Short exercise |
Here are some records; return them all exactly.

Working data |
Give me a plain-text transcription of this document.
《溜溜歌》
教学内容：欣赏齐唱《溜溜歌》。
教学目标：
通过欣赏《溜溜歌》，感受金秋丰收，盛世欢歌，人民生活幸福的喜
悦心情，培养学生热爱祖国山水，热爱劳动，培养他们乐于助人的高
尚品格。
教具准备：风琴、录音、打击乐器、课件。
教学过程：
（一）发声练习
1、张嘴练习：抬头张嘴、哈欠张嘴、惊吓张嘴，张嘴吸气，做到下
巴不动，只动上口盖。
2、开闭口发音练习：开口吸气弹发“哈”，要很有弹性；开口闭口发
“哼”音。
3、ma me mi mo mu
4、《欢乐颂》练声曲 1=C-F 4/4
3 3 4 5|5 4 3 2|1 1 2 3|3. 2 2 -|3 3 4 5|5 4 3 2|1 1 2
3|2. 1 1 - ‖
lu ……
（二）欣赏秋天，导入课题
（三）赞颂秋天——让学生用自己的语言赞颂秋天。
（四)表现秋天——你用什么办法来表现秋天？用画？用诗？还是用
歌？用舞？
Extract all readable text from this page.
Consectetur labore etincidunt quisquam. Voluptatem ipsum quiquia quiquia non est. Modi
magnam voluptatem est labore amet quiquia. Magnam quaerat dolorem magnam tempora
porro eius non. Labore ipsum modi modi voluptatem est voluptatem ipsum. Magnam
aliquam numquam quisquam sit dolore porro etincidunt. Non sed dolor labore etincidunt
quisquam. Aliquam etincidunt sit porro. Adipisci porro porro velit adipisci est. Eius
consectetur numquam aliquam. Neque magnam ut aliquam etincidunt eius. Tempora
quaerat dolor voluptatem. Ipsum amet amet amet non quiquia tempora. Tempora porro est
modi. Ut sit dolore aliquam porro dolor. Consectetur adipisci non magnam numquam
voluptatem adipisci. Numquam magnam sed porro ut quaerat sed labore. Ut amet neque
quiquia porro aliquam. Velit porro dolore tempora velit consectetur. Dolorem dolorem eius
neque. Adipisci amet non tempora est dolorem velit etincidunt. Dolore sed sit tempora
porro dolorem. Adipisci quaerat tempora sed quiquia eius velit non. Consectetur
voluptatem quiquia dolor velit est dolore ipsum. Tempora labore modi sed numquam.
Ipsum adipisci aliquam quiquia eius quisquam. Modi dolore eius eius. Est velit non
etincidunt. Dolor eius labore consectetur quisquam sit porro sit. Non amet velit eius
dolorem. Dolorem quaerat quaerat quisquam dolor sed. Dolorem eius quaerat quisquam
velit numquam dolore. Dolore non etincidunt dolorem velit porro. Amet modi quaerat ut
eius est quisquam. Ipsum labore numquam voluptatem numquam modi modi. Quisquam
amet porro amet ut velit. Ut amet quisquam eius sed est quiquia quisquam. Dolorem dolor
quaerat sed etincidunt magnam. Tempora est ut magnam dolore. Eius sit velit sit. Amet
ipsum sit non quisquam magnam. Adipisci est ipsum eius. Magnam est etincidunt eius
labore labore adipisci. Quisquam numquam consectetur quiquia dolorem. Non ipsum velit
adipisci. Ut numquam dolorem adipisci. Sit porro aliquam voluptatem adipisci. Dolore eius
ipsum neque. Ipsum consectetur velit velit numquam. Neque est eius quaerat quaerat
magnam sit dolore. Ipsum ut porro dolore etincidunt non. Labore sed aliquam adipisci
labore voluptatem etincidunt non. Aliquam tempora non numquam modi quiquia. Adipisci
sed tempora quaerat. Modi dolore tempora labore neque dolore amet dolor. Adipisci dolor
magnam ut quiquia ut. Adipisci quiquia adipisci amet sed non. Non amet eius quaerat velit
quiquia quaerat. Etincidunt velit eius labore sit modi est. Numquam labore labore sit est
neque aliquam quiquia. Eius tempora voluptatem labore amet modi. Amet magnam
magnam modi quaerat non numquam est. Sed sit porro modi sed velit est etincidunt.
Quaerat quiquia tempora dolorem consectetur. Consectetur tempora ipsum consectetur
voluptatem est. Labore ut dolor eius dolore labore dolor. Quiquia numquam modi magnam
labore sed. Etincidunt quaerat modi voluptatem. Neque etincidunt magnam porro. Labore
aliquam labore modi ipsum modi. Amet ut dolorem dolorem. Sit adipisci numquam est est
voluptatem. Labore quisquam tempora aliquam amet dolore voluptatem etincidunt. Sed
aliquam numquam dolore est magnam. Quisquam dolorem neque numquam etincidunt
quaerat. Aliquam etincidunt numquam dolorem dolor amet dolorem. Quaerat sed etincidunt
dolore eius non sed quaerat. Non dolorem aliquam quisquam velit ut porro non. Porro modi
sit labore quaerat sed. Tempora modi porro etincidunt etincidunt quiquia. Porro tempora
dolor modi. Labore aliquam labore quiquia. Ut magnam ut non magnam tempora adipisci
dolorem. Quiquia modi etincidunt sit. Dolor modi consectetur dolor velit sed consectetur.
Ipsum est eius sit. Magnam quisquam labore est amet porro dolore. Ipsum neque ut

Exercise output |
Give me a plain-text transcription of this document.
《溜溜歌》
教学内容：欣赏齐唱《溜溜歌》。
教学目标：
通过欣赏《溜溜歌》，感受金秋丰收，盛世欢歌，人民生活幸福的喜
悦心情，培养学生热爱祖国山水，热爱劳动，培养他们乐于助人的高
尚品格。
教具准备：风琴、录音、打击乐器、课件。
教学过程：
（一）发声练习
1、张嘴练习：抬头张嘴、哈欠张嘴、惊吓张嘴，张嘴吸气，做到下
巴不动，只动上口盖。
2、开闭口发音练习：开口吸气弹发“哈”，要很有弹性；开口闭口发
“哼”音。
3、ma me mi mo mu
4、《欢乐颂》练声曲 1=C-F 4/4
3 3 4 5|5 4 3 2|1 1 2 3|3. 2 2 -|3 3 4 5|5 4 3 2|1 1 2
3|2. 1 1 - ‖
lu ……
（二）欣赏秋天，导入课题
（三）赞颂秋天——让学生用自己的语言赞颂秋天。
（四)表现秋天——你用什么办法来表现秋天？用画？用诗？还是用
歌？用舞？
Extract all readable text from this page.
Consectetur labore etincidunt quisquam. Voluptatem ipsum quiquia quiquia non est. Modi
magnam voluptatem est labore amet quiquia. Magnam quaerat dolorem magnam tempora
porro eius non. Labore ipsum modi modi voluptatem est voluptatem ipsum. Magnam
aliquam numquam quisquam sit dolore porro etincidunt. Non sed dolor labore etincidunt
quisquam. Aliquam etincidunt sit porro. Adipisci porro porro velit adipisci est. Eius
consectetur numquam aliquam. Neque magnam ut aliquam etincidunt eius. Tempora
quaerat dolor voluptatem. Ipsum amet amet amet non quiquia tempora. Tempora porro est
modi. Ut sit dolore aliquam porro dolor. Consectetur adipisci non magnam numquam
voluptatem adipisci. Numquam magnam sed porro ut quaerat sed labore. Ut amet neque
quiquia porro aliquam. Velit porro dolore tempora velit consectetur. Dolorem dolorem eius
neque. Adipisci amet non tempora est dolorem velit etincidunt. Dolore sed sit tempora
porro dolorem. Adipisci quaerat tempora sed quiquia eius velit non. Consectetur
voluptatem quiquia dolor velit est dolore ipsum. Tempora labore modi sed numquam.
Ipsum adipisci aliquam quiquia eius quisquam. Modi dolore eius eius. Est velit non
etincidunt. Dolor eius labore consectetur quisquam sit porro sit. Non amet velit eius
dolorem. Dolorem quaerat quaerat quisquam dolor sed. Dolorem eius quaerat quisquam
velit numquam dolore. Dolore non etincidunt dolorem velit porro. Amet modi quaerat ut
eius est quisquam. Ipsum labore numquam voluptatem numquam modi modi. Quisquam
amet porro amet ut velit. Ut amet quisquam eius sed est quiquia quisquam. Dolorem dolor
quaerat sed etincidunt magnam. Tempora est ut magnam dolore. Eius sit velit sit. Amet
ipsum sit non quisquam magnam. Adipisci est ipsum eius. Magnam est etincidunt eius
labore labore adipisci. Quisquam numquam consectetur quiquia dolorem. Non ipsum velit
adipisci. Ut numquam dolorem adipisci. Sit porro aliquam voluptatem adipisci. Dolore eius
ipsum neque. Ipsum consectetur velit velit numquam. Neque est eius quaerat quaerat
magnam sit dolore. Ipsum ut porro dolore etincidunt non. Labore sed aliquam adipisci
labore voluptatem etincidunt non. Aliquam tempora non numquam modi quiquia. Adipisci
sed tempora quaerat. Modi dolore tempora labore neque dolore amet dolor. Adipisci dolor
magnam ut quiquia ut. Adipisci quiquia adipisci amet sed non. Non amet eius quaerat velit
quiquia quaerat. Etincidunt velit eius labore sit modi est. Numquam labore labore sit est
neque aliquam quiquia. Eius tempora voluptatem labore amet modi. Amet magnam
magnam modi quaerat non numquam est. Sed sit porro modi sed velit est etincidunt.
Quaerat quiquia tempora dolorem consectetur. Consectetur tempora ipsum consectetur
voluptatem est. Labore ut dolor eius dolore labore dolor. Quiquia numquam modi magnam
labore sed. Etincidunt quaerat modi voluptatem. Neque etincidunt magnam porro. Labore
aliquam labore modi ipsum modi. Amet ut dolorem dolorem. Sit adipisci numquam est est
voluptatem. Labore quisquam tempora aliquam amet dolore voluptatem etincidunt. Sed
aliquam numquam dolore est magnam. Quisquam dolorem neque numquam etincidunt
quaerat. Aliquam etincidunt numquam dolorem dolor amet dolorem. Quaerat sed etincidunt
dolore eius non sed quaerat. Non dolorem aliquam quisquam velit ut porro non. Porro modi
sit labore quaerat sed. Tempora modi porro etincidunt etincidunt quiquia. Porro tempora
dolor modi. Labore aliquam labore quiquia. Ut magnam ut non magnam tempora adipisci
dolorem. Quiquia modi etincidunt sit. Dolor modi consectetur dolor velit sed consectetur.
Ipsum est eius sit. Magnam quisquam labore est amet porro dolore. Ipsum neque ut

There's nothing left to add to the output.